▶ **Part of a data file**:
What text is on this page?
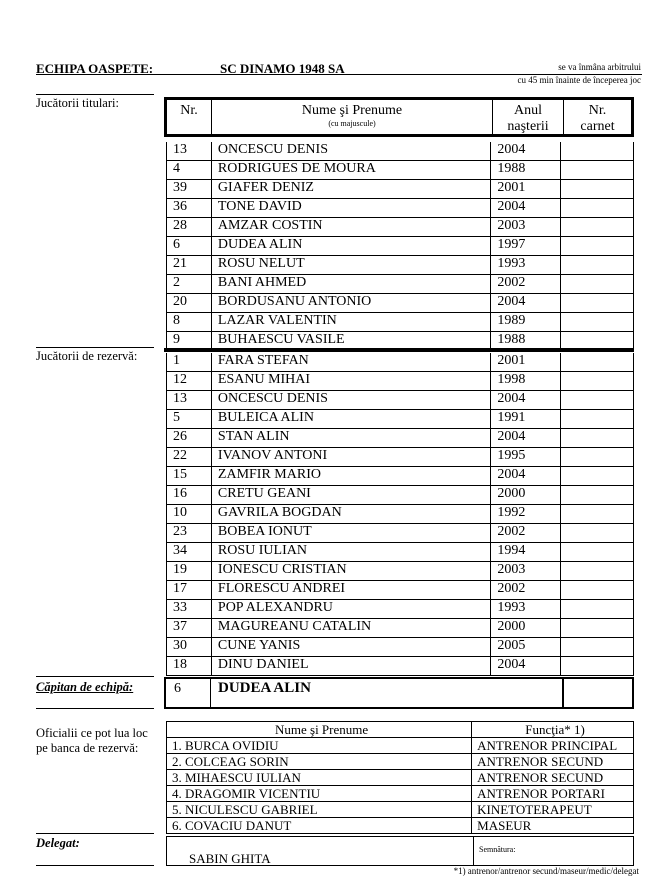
ECHIPA OASPETE:	SC DINAMO 1948 SA	se va înmâna arbitrului
cu 45 min înainte de începerea joc
Jucătorii titulari:
Jucătorii de rezervă:
Căpitan de echipă:
Oficialii ce pot lua loc pe banca de rezervă:
Delegat:
Nr.	Nume şi Prenume
(cu majuscule)
Anul
naşterii
Nr.
carnet
13	ONCESCU DENIS	2004	
4	RODRIGUES DE MOURA	1988	
39	GIAFER DENIZ	2001	
36	TONE DAVID	2004	
28	AMZAR COSTIN	2003	
6	DUDEA ALIN	1997	
21	ROSU NELUT	1993	
2	BANI AHMED	2002	
20	BORDUSANU ANTONIO	2004	
8	LAZAR VALENTIN	1989	
9	BUHAESCU VASILE	1988	
1	FARA STEFAN	2001	
12	ESANU MIHAI	1998	
13	ONCESCU DENIS	2004	
5	BULEICA ALIN	1991	
26	STAN ALIN	2004	
22	IVANOV ANTONI	1995	
15	ZAMFIR MARIO	2004	
16	CRETU GEANI	2000	
10	GAVRILA BOGDAN	1992	
23	BOBEA IONUT	2002	
34	ROSU IULIAN	1994	
19	IONESCU CRISTIAN	2003	
17	FLORESCU ANDREI	2002	
33	POP ALEXANDRU	1993	
37	MAGUREANU CATALIN	2000	
30	CUNE YANIS	2005	
18	DINU DANIEL	2004	
6 DUDEA ALIN
Nume şi Prenume	Funcţia* 1)
1. BURCA OVIDIU	ANTRENOR PRINCIPAL
2. COLCEAG SORIN	ANTRENOR SECUND
3. MIHAESCU IULIAN	ANTRENOR SECUND
4. DRAGOMIR VICENTIU	ANTRENOR PORTARI
5. NICULESCU GABRIEL	KINETOTERAPEUT
6. COVACIU DANUT	MASEUR
SABIN GHITA
Semnătura:
*1) antrenor/antrenor secund/maseur/medic/delegat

▶ **Goal of the exercise**: Keep the pictures out of the copy and return the rest of the data above exactly.

▶ **Expected answer**:
What text is on this page?
ECHIPA OASPETE:	SC DINAMO 1948 SA	se va înmâna arbitrului
cu 45 min înainte de începerea joc
Jucătorii titulari:
Jucătorii de rezervă:
Căpitan de echipă:
Oficialii ce pot lua loc pe banca de rezervă:
Delegat:
Nr.	Nume şi Prenume
(cu majuscule)
Anul
naşterii
Nr.
carnet
13	ONCESCU DENIS	2004	
4	RODRIGUES DE MOURA	1988	
39	GIAFER DENIZ	2001	
36	TONE DAVID	2004	
28	AMZAR COSTIN	2003	
6	DUDEA ALIN	1997	
21	ROSU NELUT	1993	
2	BANI AHMED	2002	
20	BORDUSANU ANTONIO	2004	
8	LAZAR VALENTIN	1989	
9	BUHAESCU VASILE	1988	
1	FARA STEFAN	2001	
12	ESANU MIHAI	1998	
13	ONCESCU DENIS	2004	
5	BULEICA ALIN	1991	
26	STAN ALIN	2004	
22	IVANOV ANTONI	1995	
15	ZAMFIR MARIO	2004	
16	CRETU GEANI	2000	
10	GAVRILA BOGDAN	1992	
23	BOBEA IONUT	2002	
34	ROSU IULIAN	1994	
19	IONESCU CRISTIAN	2003	
17	FLORESCU ANDREI	2002	
33	POP ALEXANDRU	1993	
37	MAGUREANU CATALIN	2000	
30	CUNE YANIS	2005	
18	DINU DANIEL	2004	
6 DUDEA ALIN
Nume şi Prenume	Funcţia* 1)
1. BURCA OVIDIU	ANTRENOR PRINCIPAL
2. COLCEAG SORIN	ANTRENOR SECUND
3. MIHAESCU IULIAN	ANTRENOR SECUND
4. DRAGOMIR VICENTIU	ANTRENOR PORTARI
5. NICULESCU GABRIEL	KINETOTERAPEUT
6. COVACIU DANUT	MASEUR
SABIN GHITA
Semnătura:
*1) antrenor/antrenor secund/maseur/medic/delegat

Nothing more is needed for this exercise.